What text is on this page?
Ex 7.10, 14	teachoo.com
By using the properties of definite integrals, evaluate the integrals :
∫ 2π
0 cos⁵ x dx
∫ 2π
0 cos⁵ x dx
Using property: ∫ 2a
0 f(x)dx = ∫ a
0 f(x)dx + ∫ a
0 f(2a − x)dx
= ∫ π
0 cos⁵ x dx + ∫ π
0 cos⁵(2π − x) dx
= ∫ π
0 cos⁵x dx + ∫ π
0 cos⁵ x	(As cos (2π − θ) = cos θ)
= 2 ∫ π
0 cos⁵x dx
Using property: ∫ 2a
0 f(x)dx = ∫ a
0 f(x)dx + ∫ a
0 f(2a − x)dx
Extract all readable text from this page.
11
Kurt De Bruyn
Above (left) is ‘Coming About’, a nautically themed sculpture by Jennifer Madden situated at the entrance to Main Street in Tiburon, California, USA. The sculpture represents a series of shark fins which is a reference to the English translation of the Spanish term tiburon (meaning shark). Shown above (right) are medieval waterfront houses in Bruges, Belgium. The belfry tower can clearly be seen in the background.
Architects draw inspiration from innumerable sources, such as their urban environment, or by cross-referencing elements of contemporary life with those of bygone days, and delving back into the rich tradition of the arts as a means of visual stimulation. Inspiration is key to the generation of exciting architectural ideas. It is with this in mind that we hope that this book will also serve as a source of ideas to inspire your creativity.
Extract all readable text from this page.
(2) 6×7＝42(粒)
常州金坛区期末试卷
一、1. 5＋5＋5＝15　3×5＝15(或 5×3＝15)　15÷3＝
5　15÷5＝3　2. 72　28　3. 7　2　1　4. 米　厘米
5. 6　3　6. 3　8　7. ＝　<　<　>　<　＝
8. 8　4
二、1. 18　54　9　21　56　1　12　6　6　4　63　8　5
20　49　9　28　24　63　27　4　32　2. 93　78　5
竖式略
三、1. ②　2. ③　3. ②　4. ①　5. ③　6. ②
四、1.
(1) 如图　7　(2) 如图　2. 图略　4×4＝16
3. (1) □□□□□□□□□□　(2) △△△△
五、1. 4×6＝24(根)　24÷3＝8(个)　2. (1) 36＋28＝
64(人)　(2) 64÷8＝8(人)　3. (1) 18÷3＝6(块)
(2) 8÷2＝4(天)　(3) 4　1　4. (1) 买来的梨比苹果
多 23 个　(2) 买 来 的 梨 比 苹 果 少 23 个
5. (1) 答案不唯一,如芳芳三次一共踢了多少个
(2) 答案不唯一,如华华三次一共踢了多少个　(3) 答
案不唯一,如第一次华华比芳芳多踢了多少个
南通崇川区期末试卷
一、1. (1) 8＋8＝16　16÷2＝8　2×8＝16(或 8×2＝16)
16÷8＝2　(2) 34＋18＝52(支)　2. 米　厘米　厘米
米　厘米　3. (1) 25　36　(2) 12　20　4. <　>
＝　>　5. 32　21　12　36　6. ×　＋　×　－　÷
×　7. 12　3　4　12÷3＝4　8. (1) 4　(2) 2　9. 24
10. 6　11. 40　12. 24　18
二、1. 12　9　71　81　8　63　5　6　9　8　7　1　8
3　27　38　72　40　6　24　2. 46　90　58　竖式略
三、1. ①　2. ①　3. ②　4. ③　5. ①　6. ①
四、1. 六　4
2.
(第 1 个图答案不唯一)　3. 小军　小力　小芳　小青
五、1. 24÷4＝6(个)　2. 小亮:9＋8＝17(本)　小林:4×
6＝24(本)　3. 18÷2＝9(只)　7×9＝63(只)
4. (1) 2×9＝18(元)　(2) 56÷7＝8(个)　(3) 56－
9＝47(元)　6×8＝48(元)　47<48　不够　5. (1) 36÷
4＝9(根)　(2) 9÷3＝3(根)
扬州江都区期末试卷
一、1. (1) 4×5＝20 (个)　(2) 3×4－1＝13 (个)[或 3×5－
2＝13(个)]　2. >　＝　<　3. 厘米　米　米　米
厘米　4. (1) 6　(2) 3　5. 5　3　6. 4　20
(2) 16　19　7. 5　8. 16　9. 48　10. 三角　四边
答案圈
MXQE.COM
▬▬▬▬▬▬
Task description: Reproduce the listing in full. Keep it exactly as written.

Final answer:
What text is on this page?
Ex 7.10, 14	teachoo.com
By using the properties of definite integrals, evaluate the integrals :
∫ 2π
0 cos⁵ x dx
∫ 2π
0 cos⁵ x dx
Using property: ∫ 2a
0 f(x)dx = ∫ a
0 f(x)dx + ∫ a
0 f(2a − x)dx
= ∫ π
0 cos⁵ x dx + ∫ π
0 cos⁵(2π − x) dx
= ∫ π
0 cos⁵x dx + ∫ π
0 cos⁵ x	(As cos (2π − θ) = cos θ)
= 2 ∫ π
0 cos⁵x dx
Using property: ∫ 2a
0 f(x)dx = ∫ a
0 f(x)dx + ∫ a
0 f(2a − x)dx
Extract all readable text from this page.
11
Kurt De Bruyn
Above (left) is ‘Coming About’, a nautically themed sculpture by Jennifer Madden situated at the entrance to Main Street in Tiburon, California, USA. The sculpture represents a series of shark fins which is a reference to the English translation of the Spanish term tiburon (meaning shark). Shown above (right) are medieval waterfront houses in Bruges, Belgium. The belfry tower can clearly be seen in the background.
Architects draw inspiration from innumerable sources, such as their urban environment, or by cross-referencing elements of contemporary life with those of bygone days, and delving back into the rich tradition of the arts as a means of visual stimulation. Inspiration is key to the generation of exciting architectural ideas. It is with this in mind that we hope that this book will also serve as a source of ideas to inspire your creativity.
Extract all readable text from this page.
(2) 6×7＝42(粒)
常州金坛区期末试卷
一、1. 5＋5＋5＝15　3×5＝15(或 5×3＝15)　15÷3＝
5　15÷5＝3　2. 72　28　3. 7　2　1　4. 米　厘米
5. 6　3　6. 3　8　7. ＝　<　<　>　<　＝
8. 8　4
二、1. 18　54　9　21　56　1　12　6　6　4　63　8　5
20　49　9　28　24　63　27　4　32　2. 93　78　5
竖式略
三、1. ②　2. ③　3. ②　4. ①　5. ③　6. ②
四、1.
(1) 如图　7　(2) 如图　2. 图略　4×4＝16
3. (1) □□□□□□□□□□　(2) △△△△
五、1. 4×6＝24(根)　24÷3＝8(个)　2. (1) 36＋28＝
64(人)　(2) 64÷8＝8(人)　3. (1) 18÷3＝6(块)
(2) 8÷2＝4(天)　(3) 4　1　4. (1) 买来的梨比苹果
多 23 个　(2) 买 来 的 梨 比 苹 果 少 23 个
5. (1) 答案不唯一,如芳芳三次一共踢了多少个
(2) 答案不唯一,如华华三次一共踢了多少个　(3) 答
案不唯一,如第一次华华比芳芳多踢了多少个
南通崇川区期末试卷
一、1. (1) 8＋8＝16　16÷2＝8　2×8＝16(或 8×2＝16)
16÷8＝2　(2) 34＋18＝52(支)　2. 米　厘米　厘米
米　厘米　3. (1) 25　36　(2) 12　20　4. <　>
＝　>　5. 32　21　12　36　6. ×　＋　×　－　÷
×　7. 12　3　4　12÷3＝4　8. (1) 4　(2) 2　9. 24
10. 6　11. 40　12. 24　18
二、1. 12　9　71　81　8　63　5　6　9　8　7　1　8
3　27　38　72　40　6　24　2. 46　90　58　竖式略
三、1. ①　2. ①　3. ②　4. ③　5. ①　6. ①
四、1. 六　4
2.
(第 1 个图答案不唯一)　3. 小军　小力　小芳　小青
五、1. 24÷4＝6(个)　2. 小亮:9＋8＝17(本)　小林:4×
6＝24(本)　3. 18÷2＝9(只)　7×9＝63(只)
4. (1) 2×9＝18(元)　(2) 56÷7＝8(个)　(3) 56－
9＝47(元)　6×8＝48(元)　47<48　不够　5. (1) 36÷
4＝9(根)　(2) 9÷3＝3(根)
扬州江都区期末试卷
一、1. (1) 4×5＝20 (个)　(2) 3×4－1＝13 (个)[或 3×5－
2＝13(个)]　2. >　＝　<　3. 厘米　米　米　米
厘米　4. (1) 6　(2) 3　5. 5　3　6. 4　20
(2) 16　19　7. 5　8. 16　9. 48　10. 三角　四边
答案圈
MXQE.COM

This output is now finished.